Read the records below and copy each line that contains "Aaron".
====
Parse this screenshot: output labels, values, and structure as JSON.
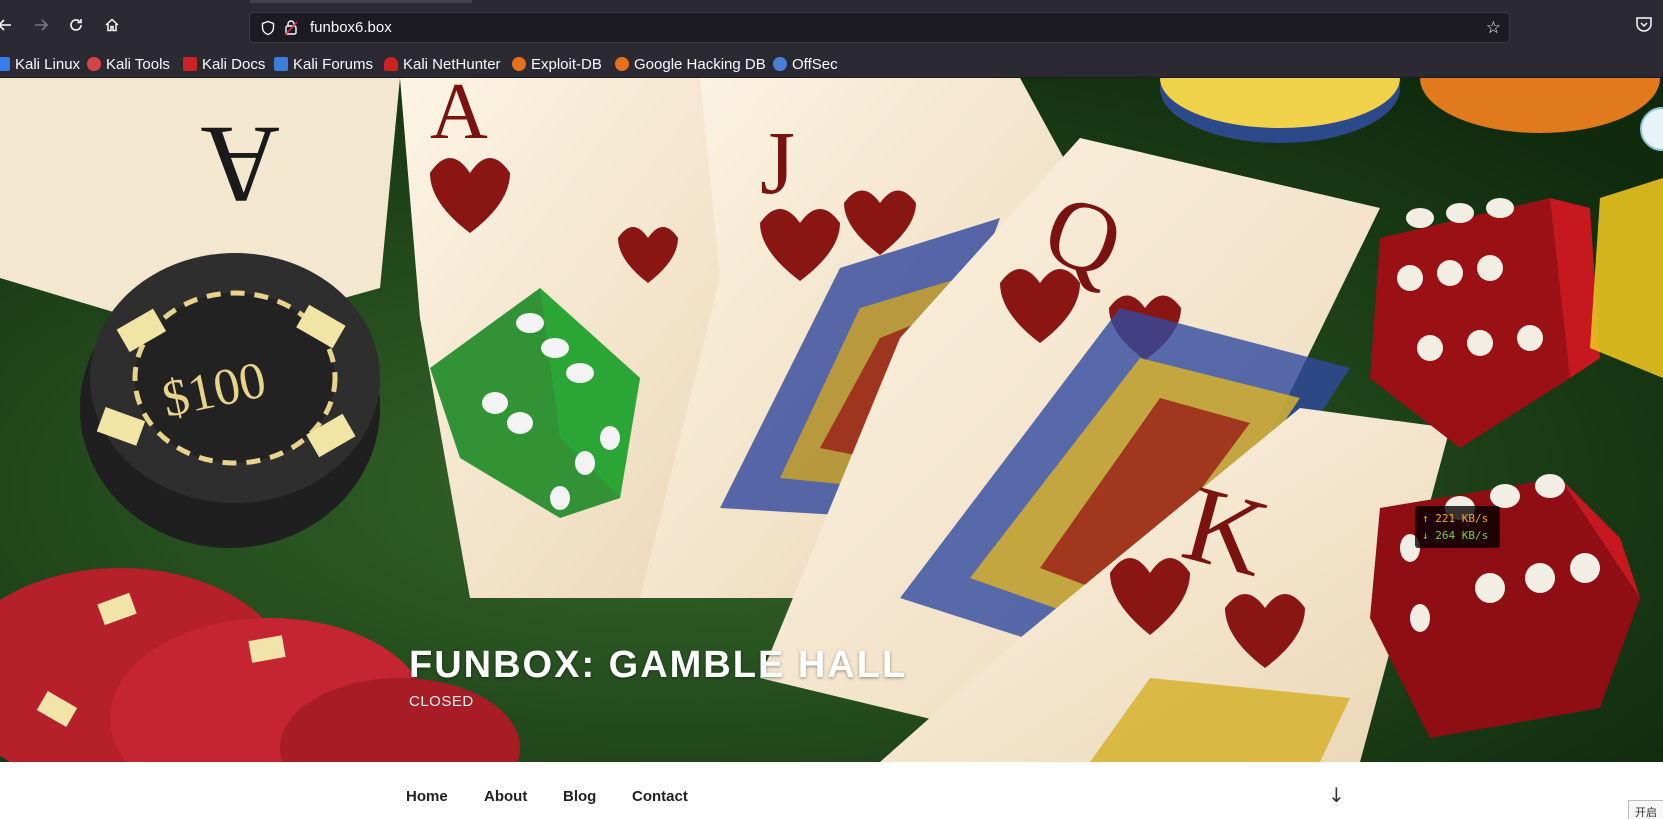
{
  "browser": {
    "url": "funbox6.box",
    "bookmarks": [
      {
        "label": "Kali Linux",
        "icon": "kali-icon",
        "color": "#367bf0"
      },
      {
        "label": "Kali Tools",
        "icon": "kali-tools-icon",
        "color": "#d64545"
      },
      {
        "label": "Kali Docs",
        "icon": "kali-docs-icon",
        "color": "#cc2222"
      },
      {
        "label": "Kali Forums",
        "icon": "kali-forums-icon",
        "color": "#3b7dd8"
      },
      {
        "label": "Kali NetHunter",
        "icon": "nethunter-icon",
        "color": "#cc2222"
      },
      {
        "label": "Exploit-DB",
        "icon": "exploit-db-icon",
        "color": "#e8701a"
      },
      {
        "label": "Google Hacking DB",
        "icon": "ghdb-icon",
        "color": "#e8701a"
      },
      {
        "label": "OffSec",
        "icon": "offsec-icon",
        "color": "#4a7fd6"
      }
    ]
  },
  "site": {
    "title": "FUNBOX: GAMBLE HALL",
    "description": "CLOSED"
  },
  "hero_image": {
    "chip_label": "$100",
    "card_letters": [
      "A",
      "A",
      "J",
      "Q",
      "K"
    ]
  },
  "speed_monitor": {
    "upload": "↑ 221 KB/s",
    "download": "↓ 264 KB/s",
    "upload_color": "#f5a623",
    "download_color": "#7ed321"
  },
  "nav": {
    "items": [
      "Home",
      "About",
      "Blog",
      "Contact"
    ]
  },
  "ime_indicator": "开启"
}
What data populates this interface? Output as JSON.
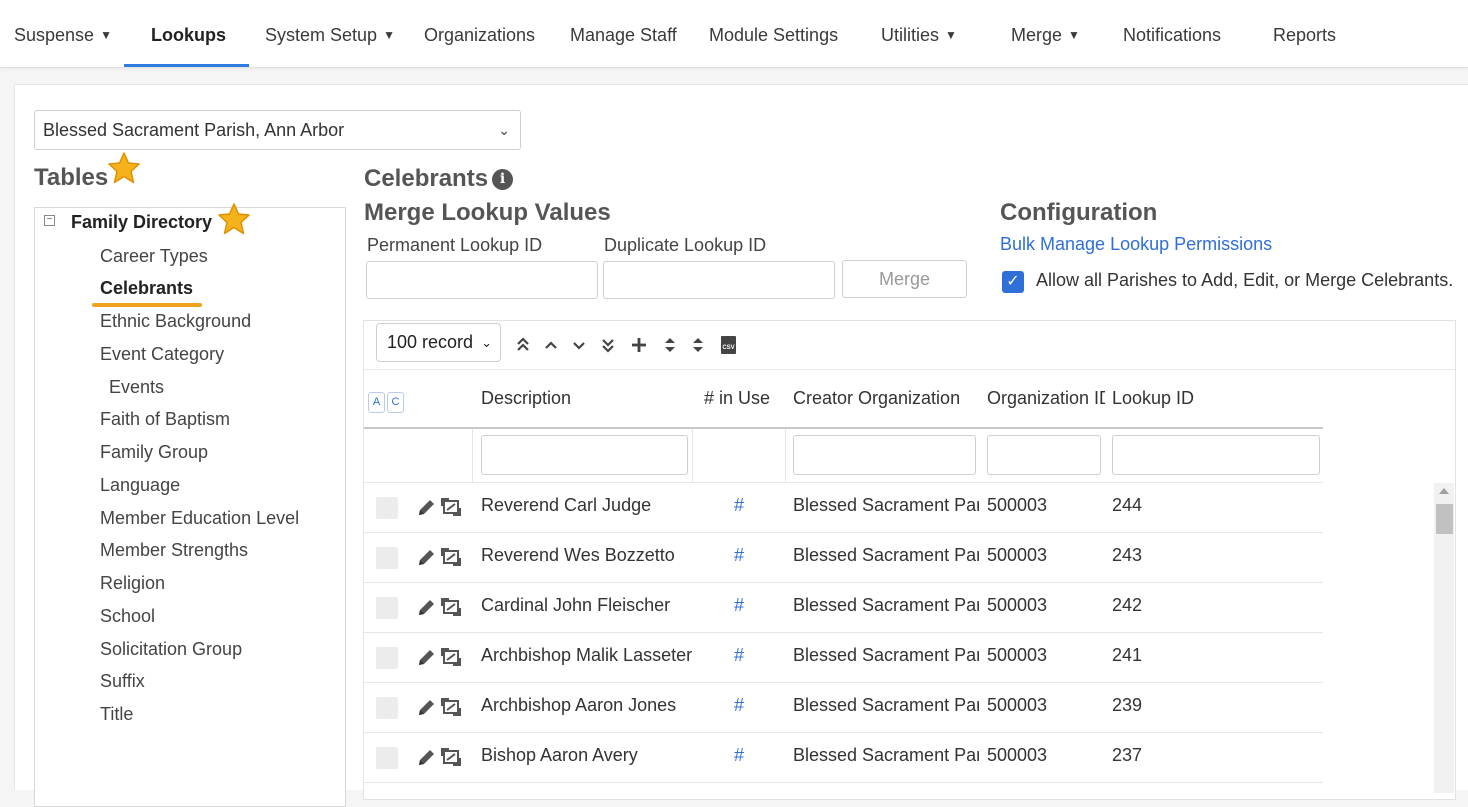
{
  "nav": {
    "items": [
      {
        "label": "Suspense",
        "dropdown": true
      },
      {
        "label": "Lookups",
        "dropdown": false,
        "active": true
      },
      {
        "label": "System Setup",
        "dropdown": true
      },
      {
        "label": "Organizations",
        "dropdown": false
      },
      {
        "label": "Manage Staff",
        "dropdown": false
      },
      {
        "label": "Module Settings",
        "dropdown": false
      },
      {
        "label": "Utilities",
        "dropdown": true
      },
      {
        "label": "Merge",
        "dropdown": true
      },
      {
        "label": "Notifications",
        "dropdown": false
      },
      {
        "label": "Reports",
        "dropdown": false
      }
    ],
    "caret": "▼",
    "accent": "#2f7de1"
  },
  "parish_select": {
    "value": "Blessed Sacrament Parish, Ann Arbor",
    "chevron": "⌄"
  },
  "tables": {
    "heading": "Tables",
    "toggle": "−",
    "root": "Family Directory",
    "items": [
      "Career Types",
      "Celebrants",
      "Ethnic Background",
      "Event Category",
      "Events",
      "Faith of Baptism",
      "Family Group",
      "Language",
      "Member Education Level",
      "Member Strengths",
      "Religion",
      "School",
      "Solicitation Group",
      "Suffix",
      "Title"
    ],
    "selected": "Celebrants",
    "highlight_color": "#f0a21f"
  },
  "main": {
    "title": "Celebrants",
    "info_icon": "i",
    "merge": {
      "heading": "Merge Lookup Values",
      "permanent_label": "Permanent Lookup ID",
      "duplicate_label": "Duplicate Lookup ID",
      "permanent_value": "",
      "duplicate_value": "",
      "button": "Merge"
    },
    "config": {
      "heading": "Configuration",
      "link": "Bulk Manage Lookup Permissions",
      "checkbox_checked": true,
      "checkmark": "✓",
      "checkbox_label": "Allow all Parishes to Add, Edit, or Merge Celebrants."
    }
  },
  "grid": {
    "page_size": "100 record",
    "page_size_chevron": "⌄",
    "toolbar_icons": {
      "first": "«",
      "prev": "^",
      "next": "v",
      "last": "»",
      "add": "+",
      "expand": "⬍",
      "collapse": "⬍",
      "csv": "CSV"
    },
    "sort_buttons": [
      "A",
      "C"
    ],
    "columns": [
      "Description",
      "# in Use",
      "Creator Organization",
      "Organization ID",
      "Lookup ID"
    ],
    "rows": [
      {
        "description": "Reverend Carl Judge",
        "in_use": "#",
        "creator": "Blessed Sacrament Parish, Ann Arbor",
        "org_id": "500003",
        "lookup_id": "244"
      },
      {
        "description": "Reverend Wes Bozzetto",
        "in_use": "#",
        "creator": "Blessed Sacrament Parish, Ann Arbor",
        "org_id": "500003",
        "lookup_id": "243"
      },
      {
        "description": "Cardinal John Fleischer",
        "in_use": "#",
        "creator": "Blessed Sacrament Parish, Ann Arbor",
        "org_id": "500003",
        "lookup_id": "242"
      },
      {
        "description": "Archbishop Malik Lasseter",
        "in_use": "#",
        "creator": "Blessed Sacrament Parish, Ann Arbor",
        "org_id": "500003",
        "lookup_id": "241"
      },
      {
        "description": "Archbishop Aaron Jones",
        "in_use": "#",
        "creator": "Blessed Sacrament Parish, Ann Arbor",
        "org_id": "500003",
        "lookup_id": "239"
      },
      {
        "description": "Bishop Aaron Avery",
        "in_use": "#",
        "creator": "Blessed Sacrament Parish, Ann Arbor",
        "org_id": "500003",
        "lookup_id": "237"
      }
    ]
  }
}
====
#### EXERCISE SOLUTION:
        "description": "Archbishop Aaron Jones",
        "description": "Bishop Aaron Avery",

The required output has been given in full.